What is expected: Using the records provided below, locate and copy each line that contains the word "montierter".

Collected data entries
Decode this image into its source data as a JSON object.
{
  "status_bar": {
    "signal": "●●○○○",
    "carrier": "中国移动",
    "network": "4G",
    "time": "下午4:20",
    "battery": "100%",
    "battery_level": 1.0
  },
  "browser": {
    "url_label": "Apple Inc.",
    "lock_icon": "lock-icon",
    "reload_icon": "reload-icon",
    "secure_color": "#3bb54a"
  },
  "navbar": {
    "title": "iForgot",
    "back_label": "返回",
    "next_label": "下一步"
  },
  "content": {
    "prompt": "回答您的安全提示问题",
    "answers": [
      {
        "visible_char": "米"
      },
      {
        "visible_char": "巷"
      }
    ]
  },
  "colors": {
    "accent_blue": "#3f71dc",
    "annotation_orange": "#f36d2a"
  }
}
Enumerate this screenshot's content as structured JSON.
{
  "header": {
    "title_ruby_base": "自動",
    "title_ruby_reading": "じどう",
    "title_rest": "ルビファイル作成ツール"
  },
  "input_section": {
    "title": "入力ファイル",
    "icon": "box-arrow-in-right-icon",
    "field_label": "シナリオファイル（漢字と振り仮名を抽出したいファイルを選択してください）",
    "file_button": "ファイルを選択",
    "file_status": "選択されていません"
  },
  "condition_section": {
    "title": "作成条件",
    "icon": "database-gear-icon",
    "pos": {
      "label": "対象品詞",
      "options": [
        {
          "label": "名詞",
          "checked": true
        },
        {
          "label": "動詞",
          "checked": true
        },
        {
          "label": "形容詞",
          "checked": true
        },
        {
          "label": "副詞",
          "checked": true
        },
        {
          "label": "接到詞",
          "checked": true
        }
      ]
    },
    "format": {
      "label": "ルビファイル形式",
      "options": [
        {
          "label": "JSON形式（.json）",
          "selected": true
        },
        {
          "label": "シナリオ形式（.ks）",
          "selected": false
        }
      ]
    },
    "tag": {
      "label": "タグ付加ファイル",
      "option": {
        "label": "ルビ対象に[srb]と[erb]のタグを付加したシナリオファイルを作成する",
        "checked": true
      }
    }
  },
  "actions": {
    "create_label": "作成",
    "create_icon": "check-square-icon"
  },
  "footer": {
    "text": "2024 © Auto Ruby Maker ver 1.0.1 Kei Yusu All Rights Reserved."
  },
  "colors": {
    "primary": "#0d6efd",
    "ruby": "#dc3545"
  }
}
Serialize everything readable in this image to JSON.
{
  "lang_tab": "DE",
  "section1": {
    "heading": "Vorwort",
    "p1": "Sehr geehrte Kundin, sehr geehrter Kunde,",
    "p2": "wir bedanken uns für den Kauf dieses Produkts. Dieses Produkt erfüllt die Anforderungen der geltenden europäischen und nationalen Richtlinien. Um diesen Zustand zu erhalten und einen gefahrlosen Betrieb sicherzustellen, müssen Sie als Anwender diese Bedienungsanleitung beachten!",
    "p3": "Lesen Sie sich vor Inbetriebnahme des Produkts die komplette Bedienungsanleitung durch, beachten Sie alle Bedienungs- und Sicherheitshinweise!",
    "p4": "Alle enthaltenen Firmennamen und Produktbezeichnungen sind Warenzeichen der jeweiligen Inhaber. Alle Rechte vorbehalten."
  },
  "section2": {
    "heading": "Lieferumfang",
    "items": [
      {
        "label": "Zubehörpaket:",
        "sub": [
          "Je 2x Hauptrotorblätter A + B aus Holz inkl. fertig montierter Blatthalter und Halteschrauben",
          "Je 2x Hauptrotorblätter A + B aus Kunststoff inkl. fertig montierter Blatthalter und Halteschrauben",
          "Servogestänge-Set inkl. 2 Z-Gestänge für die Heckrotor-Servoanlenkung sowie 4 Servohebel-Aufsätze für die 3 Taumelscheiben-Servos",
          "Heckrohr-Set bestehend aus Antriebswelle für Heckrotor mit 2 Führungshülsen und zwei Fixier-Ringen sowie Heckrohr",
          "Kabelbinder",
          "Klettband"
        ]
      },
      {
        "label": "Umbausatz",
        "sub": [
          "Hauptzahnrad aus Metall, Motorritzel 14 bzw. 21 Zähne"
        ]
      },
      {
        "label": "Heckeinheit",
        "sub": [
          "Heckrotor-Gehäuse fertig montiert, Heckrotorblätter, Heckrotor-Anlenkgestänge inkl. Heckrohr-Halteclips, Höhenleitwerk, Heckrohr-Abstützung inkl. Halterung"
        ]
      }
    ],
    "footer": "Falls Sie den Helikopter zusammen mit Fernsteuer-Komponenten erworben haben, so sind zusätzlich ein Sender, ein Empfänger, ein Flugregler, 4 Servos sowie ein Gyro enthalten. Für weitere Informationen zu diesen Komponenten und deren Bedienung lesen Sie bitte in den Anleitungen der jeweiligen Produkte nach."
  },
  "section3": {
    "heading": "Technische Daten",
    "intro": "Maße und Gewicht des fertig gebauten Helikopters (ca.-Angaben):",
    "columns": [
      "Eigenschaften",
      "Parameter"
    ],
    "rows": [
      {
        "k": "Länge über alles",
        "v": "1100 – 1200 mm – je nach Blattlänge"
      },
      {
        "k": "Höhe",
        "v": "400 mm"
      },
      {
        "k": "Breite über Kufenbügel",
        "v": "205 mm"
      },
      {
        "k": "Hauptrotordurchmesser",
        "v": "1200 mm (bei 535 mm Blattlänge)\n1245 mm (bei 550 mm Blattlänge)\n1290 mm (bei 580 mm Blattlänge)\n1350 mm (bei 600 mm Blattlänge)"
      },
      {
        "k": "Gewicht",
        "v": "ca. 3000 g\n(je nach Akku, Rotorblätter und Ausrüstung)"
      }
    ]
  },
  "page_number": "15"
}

Output for this exercise:
          "Je 2x Hauptrotorblätter A + B aus Holz inkl. fertig montierter Blatthalter und Halteschrauben",
          "Je 2x Hauptrotorblätter A + B aus Kunststoff inkl. fertig montierter Blatthalter und Halteschrauben",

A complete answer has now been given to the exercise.